**Your task:** Search the listing for the string "from" and copy every line that contains it.

== == ==

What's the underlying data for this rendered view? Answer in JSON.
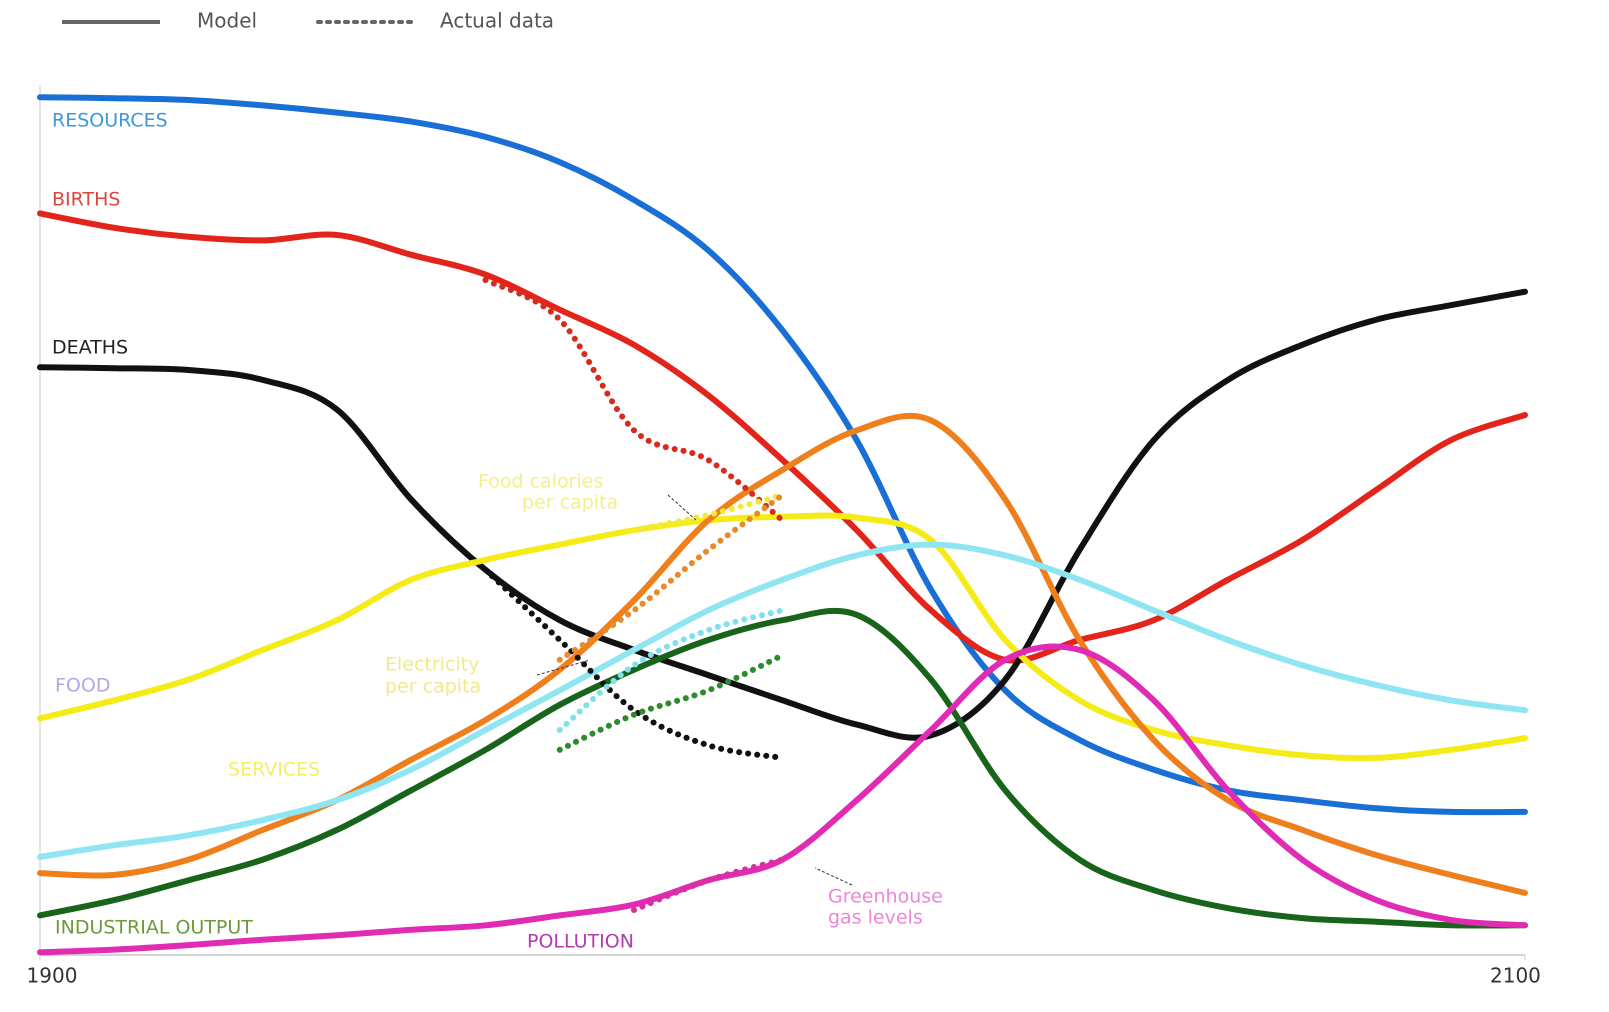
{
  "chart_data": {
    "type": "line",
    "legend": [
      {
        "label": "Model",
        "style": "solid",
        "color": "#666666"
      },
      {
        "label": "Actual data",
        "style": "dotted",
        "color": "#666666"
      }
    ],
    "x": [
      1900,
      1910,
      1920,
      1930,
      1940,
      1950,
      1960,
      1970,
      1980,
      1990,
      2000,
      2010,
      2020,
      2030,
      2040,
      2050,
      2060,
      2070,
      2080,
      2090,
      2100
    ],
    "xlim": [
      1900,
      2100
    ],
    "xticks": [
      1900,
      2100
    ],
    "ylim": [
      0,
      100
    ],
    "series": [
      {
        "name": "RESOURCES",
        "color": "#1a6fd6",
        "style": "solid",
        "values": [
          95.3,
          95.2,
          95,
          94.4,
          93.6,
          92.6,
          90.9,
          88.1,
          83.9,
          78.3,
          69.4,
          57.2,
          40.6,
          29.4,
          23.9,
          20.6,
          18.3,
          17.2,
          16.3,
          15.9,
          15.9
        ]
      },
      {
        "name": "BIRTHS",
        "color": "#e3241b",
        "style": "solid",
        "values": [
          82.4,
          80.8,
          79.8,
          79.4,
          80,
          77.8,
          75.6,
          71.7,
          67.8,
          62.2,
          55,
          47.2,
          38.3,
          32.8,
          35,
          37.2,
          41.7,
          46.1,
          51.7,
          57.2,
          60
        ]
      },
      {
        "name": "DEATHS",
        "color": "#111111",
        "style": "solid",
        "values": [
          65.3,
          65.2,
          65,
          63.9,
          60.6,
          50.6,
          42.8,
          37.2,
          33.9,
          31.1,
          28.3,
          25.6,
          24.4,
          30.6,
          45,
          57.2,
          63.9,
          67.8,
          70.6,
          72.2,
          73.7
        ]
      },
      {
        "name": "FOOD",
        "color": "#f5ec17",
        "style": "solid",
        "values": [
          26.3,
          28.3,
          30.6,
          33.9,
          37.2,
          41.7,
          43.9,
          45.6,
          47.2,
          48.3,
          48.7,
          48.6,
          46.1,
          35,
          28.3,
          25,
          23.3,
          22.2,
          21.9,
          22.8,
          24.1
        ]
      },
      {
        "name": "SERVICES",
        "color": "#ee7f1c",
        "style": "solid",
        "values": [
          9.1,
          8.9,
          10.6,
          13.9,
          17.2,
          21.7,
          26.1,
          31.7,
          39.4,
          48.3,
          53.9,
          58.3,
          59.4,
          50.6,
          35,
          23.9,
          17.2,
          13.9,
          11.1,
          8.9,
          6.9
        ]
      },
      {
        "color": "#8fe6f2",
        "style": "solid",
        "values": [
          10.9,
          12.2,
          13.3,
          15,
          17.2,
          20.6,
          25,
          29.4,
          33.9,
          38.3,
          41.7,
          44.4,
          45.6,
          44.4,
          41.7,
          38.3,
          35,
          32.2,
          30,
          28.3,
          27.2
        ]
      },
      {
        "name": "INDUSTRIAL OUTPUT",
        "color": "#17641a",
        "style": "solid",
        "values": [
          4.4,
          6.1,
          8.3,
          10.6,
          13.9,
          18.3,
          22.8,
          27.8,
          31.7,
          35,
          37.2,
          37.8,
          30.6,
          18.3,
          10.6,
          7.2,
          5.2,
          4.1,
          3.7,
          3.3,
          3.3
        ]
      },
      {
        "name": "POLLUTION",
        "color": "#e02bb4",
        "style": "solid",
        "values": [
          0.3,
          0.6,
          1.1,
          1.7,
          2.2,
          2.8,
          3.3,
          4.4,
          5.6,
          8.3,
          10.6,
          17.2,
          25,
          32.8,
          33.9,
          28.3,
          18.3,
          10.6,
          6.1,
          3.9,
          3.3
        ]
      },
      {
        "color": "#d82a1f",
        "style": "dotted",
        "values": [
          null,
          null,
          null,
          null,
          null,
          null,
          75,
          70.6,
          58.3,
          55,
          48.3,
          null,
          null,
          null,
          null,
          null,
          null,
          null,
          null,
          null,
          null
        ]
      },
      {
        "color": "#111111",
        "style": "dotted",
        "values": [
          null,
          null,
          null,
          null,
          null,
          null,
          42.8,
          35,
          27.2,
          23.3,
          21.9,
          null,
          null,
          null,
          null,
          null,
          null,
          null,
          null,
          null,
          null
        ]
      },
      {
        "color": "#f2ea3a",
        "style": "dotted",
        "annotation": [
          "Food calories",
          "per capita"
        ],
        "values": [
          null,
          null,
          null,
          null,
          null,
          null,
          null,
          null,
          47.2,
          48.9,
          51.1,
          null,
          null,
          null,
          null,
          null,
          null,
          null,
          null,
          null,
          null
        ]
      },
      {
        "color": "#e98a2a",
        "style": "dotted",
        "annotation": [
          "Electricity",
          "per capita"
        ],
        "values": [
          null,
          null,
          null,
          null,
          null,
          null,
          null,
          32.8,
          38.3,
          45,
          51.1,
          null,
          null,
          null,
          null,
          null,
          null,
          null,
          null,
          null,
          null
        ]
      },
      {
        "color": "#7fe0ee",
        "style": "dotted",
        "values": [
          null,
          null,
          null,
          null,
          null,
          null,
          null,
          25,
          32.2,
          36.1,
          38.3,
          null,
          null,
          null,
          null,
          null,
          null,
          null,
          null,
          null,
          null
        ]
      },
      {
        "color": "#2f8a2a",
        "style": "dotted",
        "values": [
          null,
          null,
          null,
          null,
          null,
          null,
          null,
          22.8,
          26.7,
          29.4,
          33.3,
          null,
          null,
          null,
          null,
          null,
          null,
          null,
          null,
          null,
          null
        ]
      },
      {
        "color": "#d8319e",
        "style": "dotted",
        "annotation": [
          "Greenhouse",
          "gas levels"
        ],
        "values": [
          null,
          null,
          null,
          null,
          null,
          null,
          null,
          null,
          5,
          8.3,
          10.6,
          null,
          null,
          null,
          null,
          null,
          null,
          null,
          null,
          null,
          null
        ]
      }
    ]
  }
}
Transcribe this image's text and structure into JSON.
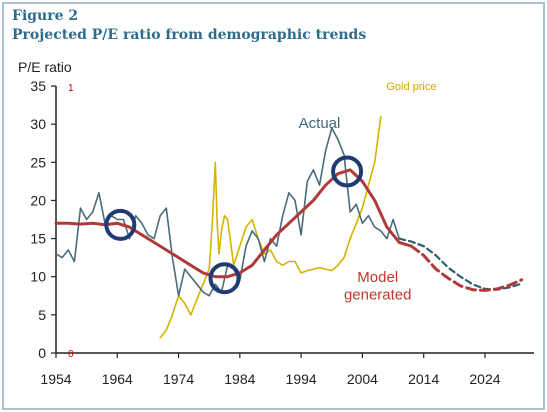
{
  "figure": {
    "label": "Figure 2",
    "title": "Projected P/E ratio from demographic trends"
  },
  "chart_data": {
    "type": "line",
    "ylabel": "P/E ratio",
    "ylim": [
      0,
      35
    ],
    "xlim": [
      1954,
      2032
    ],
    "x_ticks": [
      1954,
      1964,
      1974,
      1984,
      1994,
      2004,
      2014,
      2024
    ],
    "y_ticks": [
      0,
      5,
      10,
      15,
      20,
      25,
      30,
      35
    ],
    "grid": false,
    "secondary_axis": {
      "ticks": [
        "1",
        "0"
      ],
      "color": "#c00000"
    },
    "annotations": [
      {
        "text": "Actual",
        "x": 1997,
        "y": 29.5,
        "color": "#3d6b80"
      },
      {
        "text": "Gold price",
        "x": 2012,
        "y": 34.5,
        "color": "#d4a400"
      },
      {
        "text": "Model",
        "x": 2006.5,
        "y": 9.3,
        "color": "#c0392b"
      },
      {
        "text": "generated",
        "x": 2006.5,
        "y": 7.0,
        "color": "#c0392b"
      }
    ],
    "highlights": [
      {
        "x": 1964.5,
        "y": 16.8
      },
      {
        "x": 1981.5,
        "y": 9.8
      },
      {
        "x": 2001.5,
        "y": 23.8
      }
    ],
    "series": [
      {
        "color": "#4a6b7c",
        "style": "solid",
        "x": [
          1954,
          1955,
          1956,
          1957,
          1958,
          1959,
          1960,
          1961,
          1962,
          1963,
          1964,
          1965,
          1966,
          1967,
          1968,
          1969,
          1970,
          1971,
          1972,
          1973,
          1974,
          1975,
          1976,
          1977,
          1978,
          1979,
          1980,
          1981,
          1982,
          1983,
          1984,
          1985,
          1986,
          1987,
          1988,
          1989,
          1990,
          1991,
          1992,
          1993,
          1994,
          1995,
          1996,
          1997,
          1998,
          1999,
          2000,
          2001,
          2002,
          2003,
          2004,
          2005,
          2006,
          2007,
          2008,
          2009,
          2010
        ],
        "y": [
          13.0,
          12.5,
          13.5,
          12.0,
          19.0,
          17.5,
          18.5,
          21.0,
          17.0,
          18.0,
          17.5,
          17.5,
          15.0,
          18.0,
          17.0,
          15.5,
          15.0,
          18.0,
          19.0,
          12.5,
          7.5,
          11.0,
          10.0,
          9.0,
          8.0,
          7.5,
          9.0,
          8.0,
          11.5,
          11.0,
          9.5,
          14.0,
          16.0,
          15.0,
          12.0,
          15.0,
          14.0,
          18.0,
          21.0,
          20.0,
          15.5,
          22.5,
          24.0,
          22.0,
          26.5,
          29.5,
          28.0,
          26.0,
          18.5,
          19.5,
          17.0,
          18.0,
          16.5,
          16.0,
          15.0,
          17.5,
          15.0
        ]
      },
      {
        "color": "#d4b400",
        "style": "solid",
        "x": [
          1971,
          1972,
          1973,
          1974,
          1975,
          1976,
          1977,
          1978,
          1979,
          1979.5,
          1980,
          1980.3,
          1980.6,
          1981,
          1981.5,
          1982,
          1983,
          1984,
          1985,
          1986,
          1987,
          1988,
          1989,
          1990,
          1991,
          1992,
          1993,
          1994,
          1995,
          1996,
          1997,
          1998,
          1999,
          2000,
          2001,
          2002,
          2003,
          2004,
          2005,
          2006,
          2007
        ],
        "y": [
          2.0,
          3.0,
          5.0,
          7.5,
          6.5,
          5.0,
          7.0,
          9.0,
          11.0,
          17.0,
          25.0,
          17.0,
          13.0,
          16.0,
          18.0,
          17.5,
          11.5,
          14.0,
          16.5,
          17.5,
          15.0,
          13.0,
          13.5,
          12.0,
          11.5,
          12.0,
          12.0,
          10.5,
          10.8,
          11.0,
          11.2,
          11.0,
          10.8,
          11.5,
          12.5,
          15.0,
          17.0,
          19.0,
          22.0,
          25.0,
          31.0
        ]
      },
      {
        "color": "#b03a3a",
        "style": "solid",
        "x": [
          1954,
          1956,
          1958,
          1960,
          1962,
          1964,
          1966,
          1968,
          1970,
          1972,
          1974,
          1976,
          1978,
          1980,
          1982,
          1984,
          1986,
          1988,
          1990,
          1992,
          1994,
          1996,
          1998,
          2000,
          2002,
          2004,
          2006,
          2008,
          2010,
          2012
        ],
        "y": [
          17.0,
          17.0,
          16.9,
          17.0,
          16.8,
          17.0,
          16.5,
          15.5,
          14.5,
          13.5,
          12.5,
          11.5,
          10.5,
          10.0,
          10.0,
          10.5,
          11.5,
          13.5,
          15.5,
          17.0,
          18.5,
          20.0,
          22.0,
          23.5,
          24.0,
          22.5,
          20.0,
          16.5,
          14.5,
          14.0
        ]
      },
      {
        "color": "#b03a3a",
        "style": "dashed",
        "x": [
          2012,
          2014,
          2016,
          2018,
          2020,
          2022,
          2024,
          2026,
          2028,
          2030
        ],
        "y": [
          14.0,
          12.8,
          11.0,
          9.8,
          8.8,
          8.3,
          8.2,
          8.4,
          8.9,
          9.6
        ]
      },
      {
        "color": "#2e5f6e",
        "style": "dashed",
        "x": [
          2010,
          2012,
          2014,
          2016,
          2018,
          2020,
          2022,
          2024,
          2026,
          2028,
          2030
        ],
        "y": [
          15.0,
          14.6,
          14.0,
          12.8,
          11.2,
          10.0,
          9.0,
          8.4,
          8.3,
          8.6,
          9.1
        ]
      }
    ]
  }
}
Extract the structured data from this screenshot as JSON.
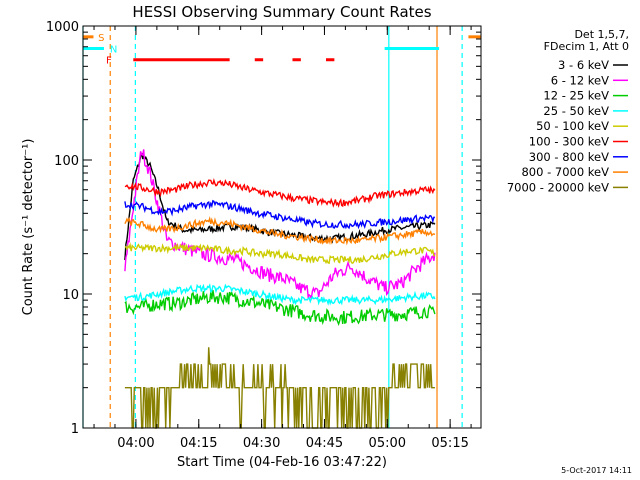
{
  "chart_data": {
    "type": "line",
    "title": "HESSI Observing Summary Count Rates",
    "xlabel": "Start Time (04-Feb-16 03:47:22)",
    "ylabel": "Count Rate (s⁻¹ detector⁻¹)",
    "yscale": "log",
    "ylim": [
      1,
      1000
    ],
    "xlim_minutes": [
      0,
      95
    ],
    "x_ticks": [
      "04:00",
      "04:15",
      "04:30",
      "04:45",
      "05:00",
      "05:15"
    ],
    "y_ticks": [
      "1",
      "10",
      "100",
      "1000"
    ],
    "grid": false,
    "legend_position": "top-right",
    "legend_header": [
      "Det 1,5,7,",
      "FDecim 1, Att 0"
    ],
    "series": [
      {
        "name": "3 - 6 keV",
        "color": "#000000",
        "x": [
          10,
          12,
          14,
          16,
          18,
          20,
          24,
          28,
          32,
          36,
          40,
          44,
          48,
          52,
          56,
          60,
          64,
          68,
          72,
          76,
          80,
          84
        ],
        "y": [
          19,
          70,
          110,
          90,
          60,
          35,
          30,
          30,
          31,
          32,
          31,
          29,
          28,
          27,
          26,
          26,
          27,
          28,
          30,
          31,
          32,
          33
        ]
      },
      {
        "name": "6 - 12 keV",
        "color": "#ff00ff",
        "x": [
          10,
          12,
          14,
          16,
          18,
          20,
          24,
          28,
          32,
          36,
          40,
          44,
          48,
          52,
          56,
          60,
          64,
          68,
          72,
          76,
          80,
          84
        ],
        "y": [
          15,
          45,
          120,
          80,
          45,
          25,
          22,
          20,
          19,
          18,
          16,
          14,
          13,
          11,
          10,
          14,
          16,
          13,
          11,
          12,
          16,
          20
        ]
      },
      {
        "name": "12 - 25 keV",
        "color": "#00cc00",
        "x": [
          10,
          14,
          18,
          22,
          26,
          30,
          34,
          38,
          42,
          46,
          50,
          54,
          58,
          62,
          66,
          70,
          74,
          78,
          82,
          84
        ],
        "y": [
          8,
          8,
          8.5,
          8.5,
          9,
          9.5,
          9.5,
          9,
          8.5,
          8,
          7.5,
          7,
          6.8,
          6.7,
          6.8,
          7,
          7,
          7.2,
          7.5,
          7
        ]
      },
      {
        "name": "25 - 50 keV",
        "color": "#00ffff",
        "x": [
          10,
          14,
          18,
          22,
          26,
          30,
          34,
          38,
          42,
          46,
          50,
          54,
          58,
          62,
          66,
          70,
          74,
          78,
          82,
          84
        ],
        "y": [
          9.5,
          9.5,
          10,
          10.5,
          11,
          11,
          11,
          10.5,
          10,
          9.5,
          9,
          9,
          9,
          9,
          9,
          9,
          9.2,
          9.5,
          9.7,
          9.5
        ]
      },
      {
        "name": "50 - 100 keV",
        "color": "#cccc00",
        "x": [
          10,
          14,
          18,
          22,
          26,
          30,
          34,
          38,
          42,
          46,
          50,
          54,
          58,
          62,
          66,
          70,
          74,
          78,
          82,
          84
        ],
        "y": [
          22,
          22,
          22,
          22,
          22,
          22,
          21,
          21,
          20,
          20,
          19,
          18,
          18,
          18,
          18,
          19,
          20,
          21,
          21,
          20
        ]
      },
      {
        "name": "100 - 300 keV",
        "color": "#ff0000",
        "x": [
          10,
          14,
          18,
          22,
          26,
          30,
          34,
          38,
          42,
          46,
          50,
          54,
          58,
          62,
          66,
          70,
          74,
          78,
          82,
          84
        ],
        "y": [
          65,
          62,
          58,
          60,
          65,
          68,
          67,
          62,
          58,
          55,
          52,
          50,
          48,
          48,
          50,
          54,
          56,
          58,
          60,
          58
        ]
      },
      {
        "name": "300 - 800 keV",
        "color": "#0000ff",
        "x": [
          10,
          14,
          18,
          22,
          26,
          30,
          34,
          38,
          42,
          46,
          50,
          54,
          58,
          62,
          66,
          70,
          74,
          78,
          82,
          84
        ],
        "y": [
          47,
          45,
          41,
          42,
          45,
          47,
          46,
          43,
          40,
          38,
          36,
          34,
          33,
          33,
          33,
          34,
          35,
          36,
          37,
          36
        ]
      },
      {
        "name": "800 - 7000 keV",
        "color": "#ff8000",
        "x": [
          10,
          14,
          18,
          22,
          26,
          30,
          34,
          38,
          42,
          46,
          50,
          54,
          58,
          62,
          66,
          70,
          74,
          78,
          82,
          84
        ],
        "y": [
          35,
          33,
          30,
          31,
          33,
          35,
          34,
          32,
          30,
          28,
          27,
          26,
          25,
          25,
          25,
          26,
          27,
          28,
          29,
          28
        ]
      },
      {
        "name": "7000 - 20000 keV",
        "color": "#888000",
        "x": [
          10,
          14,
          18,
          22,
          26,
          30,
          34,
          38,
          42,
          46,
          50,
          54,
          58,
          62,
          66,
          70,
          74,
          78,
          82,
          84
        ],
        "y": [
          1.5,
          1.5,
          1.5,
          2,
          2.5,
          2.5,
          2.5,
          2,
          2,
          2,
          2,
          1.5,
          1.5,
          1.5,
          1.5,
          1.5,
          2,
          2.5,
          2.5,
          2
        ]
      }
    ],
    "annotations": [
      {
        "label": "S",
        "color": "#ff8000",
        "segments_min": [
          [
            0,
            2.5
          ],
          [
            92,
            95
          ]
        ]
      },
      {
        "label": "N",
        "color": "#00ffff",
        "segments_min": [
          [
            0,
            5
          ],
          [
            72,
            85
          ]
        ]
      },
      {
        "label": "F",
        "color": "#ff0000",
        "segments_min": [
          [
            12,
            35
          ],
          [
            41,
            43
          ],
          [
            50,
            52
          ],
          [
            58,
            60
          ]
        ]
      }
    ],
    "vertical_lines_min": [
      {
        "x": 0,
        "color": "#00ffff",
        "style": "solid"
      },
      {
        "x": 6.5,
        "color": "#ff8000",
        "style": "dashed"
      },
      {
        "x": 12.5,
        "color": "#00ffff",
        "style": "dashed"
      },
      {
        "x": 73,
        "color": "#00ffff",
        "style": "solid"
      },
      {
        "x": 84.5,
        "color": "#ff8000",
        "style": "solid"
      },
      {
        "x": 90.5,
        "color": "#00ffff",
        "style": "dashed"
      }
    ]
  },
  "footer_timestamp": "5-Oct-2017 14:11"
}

== == ==

**Task answer:**
    "title": "Projected P/E ratio from demographic trends"
Extract the structured data from this screenshot as JSON.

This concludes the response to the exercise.